TASK: Wherever the word "Accumulated" appears in a line, extract that line.
=====
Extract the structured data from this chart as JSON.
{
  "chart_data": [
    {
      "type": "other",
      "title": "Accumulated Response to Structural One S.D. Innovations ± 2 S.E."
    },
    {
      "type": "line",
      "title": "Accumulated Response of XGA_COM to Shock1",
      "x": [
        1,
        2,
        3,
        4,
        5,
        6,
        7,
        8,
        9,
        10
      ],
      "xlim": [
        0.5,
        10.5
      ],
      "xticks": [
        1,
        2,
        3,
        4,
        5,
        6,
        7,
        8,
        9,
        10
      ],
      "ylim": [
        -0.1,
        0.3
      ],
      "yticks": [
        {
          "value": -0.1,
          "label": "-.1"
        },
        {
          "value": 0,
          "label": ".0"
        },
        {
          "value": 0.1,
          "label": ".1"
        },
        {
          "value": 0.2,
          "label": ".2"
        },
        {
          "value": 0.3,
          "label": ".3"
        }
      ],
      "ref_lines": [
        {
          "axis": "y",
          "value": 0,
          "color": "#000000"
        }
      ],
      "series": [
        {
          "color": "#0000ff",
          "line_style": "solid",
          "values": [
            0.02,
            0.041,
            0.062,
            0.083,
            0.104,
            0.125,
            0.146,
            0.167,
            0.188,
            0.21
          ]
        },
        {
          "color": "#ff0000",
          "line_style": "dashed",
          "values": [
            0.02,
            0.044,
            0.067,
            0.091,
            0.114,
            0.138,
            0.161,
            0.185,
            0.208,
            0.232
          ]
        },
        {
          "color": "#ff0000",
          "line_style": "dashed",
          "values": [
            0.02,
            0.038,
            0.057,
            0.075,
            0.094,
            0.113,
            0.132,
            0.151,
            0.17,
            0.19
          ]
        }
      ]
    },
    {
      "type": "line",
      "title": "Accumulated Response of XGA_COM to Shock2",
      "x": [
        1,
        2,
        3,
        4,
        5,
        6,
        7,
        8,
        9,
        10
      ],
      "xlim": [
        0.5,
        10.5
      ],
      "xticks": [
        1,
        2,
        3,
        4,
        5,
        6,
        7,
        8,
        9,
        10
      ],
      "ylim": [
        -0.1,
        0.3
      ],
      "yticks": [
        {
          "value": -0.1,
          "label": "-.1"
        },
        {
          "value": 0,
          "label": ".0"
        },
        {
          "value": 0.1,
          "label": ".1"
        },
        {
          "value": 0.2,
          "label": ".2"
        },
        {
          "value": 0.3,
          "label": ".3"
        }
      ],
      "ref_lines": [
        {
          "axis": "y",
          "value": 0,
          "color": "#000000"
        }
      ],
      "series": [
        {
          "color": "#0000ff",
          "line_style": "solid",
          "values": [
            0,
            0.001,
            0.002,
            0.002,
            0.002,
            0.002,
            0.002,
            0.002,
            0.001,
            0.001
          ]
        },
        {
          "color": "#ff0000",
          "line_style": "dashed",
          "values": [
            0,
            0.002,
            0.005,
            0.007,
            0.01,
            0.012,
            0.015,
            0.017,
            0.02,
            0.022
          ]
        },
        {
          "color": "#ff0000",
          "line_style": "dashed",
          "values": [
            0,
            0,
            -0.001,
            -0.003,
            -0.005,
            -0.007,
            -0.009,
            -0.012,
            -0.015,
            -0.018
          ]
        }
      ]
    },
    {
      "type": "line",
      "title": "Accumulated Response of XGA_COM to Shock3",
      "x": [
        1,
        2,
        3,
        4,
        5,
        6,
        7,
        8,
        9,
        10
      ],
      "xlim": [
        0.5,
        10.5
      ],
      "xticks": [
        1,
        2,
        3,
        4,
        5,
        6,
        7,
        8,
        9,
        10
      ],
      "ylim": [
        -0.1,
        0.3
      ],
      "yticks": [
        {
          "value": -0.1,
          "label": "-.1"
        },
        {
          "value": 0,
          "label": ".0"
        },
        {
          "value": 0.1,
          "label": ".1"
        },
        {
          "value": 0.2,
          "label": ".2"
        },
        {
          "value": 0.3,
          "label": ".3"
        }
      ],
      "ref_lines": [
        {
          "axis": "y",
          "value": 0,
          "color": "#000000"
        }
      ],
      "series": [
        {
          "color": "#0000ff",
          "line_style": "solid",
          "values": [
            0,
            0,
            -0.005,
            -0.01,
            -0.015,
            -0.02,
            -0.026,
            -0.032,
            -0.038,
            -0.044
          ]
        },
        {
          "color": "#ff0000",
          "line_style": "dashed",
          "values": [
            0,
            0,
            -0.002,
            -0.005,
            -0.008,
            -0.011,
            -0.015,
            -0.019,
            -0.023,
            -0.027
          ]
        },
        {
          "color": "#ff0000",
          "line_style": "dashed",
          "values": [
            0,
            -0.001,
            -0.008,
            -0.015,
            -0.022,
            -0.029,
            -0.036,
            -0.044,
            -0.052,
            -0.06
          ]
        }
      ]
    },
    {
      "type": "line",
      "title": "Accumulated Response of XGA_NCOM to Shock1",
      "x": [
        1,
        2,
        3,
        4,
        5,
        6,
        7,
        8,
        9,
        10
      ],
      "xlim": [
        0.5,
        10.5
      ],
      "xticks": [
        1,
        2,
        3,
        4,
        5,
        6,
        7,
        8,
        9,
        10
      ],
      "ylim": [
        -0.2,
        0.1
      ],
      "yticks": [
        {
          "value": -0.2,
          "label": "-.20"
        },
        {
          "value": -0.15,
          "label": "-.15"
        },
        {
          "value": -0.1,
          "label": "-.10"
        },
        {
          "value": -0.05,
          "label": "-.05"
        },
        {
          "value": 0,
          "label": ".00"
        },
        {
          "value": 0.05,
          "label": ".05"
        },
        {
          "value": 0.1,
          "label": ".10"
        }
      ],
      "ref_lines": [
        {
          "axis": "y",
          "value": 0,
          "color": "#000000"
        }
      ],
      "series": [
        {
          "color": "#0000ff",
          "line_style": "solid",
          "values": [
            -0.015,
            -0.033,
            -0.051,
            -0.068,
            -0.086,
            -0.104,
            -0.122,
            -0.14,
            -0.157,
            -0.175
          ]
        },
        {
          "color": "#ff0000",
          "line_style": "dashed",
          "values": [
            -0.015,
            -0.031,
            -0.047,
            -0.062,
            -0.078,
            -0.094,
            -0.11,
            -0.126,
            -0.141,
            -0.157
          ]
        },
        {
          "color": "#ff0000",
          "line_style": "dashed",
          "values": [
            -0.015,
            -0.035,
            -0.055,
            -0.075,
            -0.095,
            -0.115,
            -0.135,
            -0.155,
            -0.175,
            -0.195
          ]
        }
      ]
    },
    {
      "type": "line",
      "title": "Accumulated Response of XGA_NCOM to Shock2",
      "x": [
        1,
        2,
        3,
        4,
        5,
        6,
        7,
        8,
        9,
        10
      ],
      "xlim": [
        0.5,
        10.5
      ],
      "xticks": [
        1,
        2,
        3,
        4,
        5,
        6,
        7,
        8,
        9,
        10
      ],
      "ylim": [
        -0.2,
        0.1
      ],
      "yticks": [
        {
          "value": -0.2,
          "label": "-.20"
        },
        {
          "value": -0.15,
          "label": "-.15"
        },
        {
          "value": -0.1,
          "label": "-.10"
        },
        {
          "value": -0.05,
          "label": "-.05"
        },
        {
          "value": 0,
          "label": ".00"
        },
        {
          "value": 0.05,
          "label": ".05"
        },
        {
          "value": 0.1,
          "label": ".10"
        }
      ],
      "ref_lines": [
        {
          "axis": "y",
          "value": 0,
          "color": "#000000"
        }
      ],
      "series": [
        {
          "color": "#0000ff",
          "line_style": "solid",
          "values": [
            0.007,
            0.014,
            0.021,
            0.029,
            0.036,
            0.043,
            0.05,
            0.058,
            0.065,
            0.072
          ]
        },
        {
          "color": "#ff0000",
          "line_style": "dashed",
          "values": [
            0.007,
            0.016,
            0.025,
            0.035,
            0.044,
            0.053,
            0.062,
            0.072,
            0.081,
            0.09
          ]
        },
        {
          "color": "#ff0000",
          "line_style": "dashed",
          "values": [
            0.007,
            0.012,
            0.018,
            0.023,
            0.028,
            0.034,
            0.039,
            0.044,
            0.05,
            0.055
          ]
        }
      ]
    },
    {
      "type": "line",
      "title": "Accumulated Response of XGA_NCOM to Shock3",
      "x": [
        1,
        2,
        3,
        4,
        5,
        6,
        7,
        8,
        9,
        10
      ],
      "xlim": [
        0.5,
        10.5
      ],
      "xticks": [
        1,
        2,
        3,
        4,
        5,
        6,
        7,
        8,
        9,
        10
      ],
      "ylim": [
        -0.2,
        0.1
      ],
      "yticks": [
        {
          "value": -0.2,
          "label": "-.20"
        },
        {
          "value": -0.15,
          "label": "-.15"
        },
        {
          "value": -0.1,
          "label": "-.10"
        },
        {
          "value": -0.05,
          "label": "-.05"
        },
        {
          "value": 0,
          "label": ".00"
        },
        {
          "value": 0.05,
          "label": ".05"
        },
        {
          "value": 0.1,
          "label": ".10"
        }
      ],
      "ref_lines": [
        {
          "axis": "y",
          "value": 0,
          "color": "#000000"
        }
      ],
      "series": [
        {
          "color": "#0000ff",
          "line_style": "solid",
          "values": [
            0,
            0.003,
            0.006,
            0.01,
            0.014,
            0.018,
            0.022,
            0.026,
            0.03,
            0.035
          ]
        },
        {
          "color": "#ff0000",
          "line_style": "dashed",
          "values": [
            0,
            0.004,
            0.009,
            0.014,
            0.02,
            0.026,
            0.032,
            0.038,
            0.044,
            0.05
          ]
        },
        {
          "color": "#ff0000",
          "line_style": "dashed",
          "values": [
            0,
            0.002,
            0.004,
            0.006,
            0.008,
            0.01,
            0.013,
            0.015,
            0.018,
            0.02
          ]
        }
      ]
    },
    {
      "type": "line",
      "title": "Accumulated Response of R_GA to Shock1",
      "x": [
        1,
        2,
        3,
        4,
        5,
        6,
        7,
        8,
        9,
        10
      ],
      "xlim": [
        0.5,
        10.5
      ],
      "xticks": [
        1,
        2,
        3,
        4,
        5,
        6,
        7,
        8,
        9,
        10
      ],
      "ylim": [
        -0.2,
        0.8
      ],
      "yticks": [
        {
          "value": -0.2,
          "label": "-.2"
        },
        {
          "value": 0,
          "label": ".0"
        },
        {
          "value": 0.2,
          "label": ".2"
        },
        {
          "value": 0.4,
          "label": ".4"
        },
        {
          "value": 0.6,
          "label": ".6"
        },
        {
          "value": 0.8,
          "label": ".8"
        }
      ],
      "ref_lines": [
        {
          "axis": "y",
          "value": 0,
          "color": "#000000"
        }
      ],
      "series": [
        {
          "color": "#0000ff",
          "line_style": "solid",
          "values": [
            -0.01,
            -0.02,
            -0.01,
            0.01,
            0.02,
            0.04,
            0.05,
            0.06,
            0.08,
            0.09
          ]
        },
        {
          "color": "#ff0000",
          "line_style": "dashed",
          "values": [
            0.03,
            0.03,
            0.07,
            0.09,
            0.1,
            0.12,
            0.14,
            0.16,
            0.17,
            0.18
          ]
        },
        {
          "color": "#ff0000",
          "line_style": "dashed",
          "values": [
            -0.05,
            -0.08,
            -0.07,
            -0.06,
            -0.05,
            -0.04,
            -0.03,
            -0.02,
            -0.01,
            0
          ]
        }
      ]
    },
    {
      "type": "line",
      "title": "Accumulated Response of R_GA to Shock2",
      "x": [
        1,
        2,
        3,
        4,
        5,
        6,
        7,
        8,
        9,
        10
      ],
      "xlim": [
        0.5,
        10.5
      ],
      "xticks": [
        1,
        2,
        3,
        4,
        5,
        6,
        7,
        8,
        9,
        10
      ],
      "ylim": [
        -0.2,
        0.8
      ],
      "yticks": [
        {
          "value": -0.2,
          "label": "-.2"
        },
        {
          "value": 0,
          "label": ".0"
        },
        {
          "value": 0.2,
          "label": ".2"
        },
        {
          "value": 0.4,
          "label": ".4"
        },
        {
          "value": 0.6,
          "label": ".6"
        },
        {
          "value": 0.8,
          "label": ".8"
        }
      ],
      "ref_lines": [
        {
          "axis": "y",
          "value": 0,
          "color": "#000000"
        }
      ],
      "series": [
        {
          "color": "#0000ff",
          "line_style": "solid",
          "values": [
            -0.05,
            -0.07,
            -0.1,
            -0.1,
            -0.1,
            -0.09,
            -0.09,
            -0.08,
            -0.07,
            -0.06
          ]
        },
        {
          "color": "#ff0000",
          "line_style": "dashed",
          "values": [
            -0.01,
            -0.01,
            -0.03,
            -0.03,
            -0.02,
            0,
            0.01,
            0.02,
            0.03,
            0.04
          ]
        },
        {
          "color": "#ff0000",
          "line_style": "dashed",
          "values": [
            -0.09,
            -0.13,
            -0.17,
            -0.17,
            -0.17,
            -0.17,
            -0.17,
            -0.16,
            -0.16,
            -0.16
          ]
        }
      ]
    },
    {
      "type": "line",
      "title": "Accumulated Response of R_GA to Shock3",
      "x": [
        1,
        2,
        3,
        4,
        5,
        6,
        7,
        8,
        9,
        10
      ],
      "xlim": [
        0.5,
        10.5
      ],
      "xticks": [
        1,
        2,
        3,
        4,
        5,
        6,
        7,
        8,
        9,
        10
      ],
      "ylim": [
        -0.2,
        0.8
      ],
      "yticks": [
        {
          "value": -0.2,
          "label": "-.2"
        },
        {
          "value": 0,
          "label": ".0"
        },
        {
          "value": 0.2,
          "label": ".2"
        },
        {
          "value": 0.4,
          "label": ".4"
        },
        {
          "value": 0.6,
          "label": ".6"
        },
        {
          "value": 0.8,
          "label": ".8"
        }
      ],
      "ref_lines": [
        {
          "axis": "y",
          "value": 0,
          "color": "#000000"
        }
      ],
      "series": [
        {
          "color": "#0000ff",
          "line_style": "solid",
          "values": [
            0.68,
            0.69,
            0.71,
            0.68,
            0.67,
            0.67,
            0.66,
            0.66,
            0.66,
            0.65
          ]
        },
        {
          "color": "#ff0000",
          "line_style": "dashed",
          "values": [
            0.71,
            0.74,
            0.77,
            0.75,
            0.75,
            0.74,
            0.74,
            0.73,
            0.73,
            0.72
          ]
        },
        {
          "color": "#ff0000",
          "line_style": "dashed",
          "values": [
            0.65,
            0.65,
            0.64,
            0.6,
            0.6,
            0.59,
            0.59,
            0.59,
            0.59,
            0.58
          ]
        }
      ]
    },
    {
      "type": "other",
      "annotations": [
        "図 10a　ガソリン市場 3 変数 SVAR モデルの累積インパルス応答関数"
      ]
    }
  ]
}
=====
ANSWER TO THIS TASK:
      "title": "Accumulated Response to Structural One S.D. Innovations ± 2 S.E."
      "title": "Accumulated Response of XGA_COM to Shock1",
      "title": "Accumulated Response of XGA_COM to Shock2",
      "title": "Accumulated Response of XGA_COM to Shock3",
      "title": "Accumulated Response of XGA_NCOM to Shock1",
      "title": "Accumulated Response of XGA_NCOM to Shock2",
      "title": "Accumulated Response of XGA_NCOM to Shock3",
      "title": "Accumulated Response of R_GA to Shock1",
      "title": "Accumulated Response of R_GA to Shock2",
      "title": "Accumulated Response of R_GA to Shock3",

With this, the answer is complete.